━━━ Recorded data
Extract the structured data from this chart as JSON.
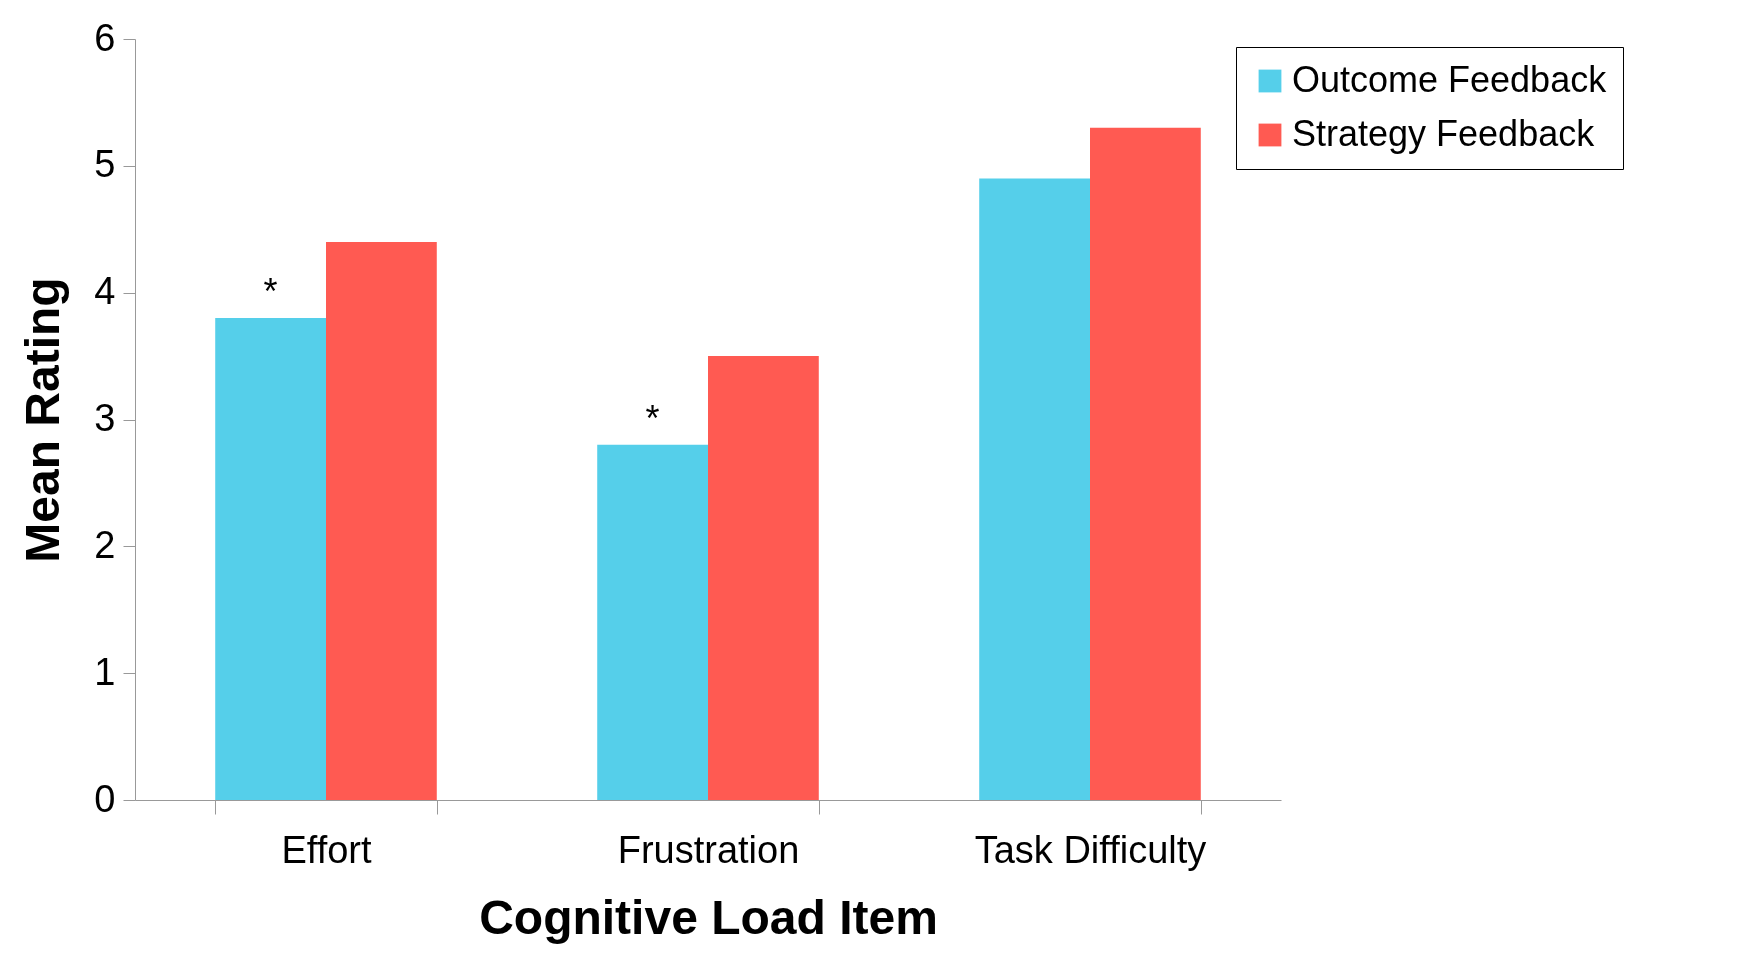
{
  "chart_data": {
    "type": "bar",
    "xlabel": "Cognitive Load Item",
    "ylabel": "Mean Rating",
    "categories": [
      "Effort",
      "Frustration",
      "Task Difficulty"
    ],
    "series": [
      {
        "name": "Outcome Feedback",
        "color": "#55cfea",
        "values": [
          3.8,
          2.8,
          4.9
        ]
      },
      {
        "name": "Strategy Feedback",
        "color": "#ff5a52",
        "values": [
          4.4,
          3.5,
          5.3
        ]
      }
    ],
    "ylim": [
      0,
      6
    ],
    "yticks": [
      0,
      1,
      2,
      3,
      4,
      5,
      6
    ],
    "grid": false,
    "legend": "top right",
    "annotations": [
      {
        "text": "*",
        "x": "Effort",
        "y": 3.8
      },
      {
        "text": "*",
        "x": "Frustration",
        "y": 2.8
      }
    ]
  }
}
━━━━━━
Stated task:
Repeat the material above in full and unchanged, minus its images.

Task result:
Extract the structured data from this chart as JSON.
{
  "chart_data": {
    "type": "bar",
    "xlabel": "Cognitive Load Item",
    "ylabel": "Mean Rating",
    "categories": [
      "Effort",
      "Frustration",
      "Task Difficulty"
    ],
    "series": [
      {
        "name": "Outcome Feedback",
        "color": "#55cfea",
        "values": [
          3.8,
          2.8,
          4.9
        ]
      },
      {
        "name": "Strategy Feedback",
        "color": "#ff5a52",
        "values": [
          4.4,
          3.5,
          5.3
        ]
      }
    ],
    "ylim": [
      0,
      6
    ],
    "yticks": [
      0,
      1,
      2,
      3,
      4,
      5,
      6
    ],
    "grid": false,
    "legend": "top right",
    "annotations": [
      {
        "text": "*",
        "x": "Effort",
        "y": 3.8
      },
      {
        "text": "*",
        "x": "Frustration",
        "y": 2.8
      }
    ]
  }
}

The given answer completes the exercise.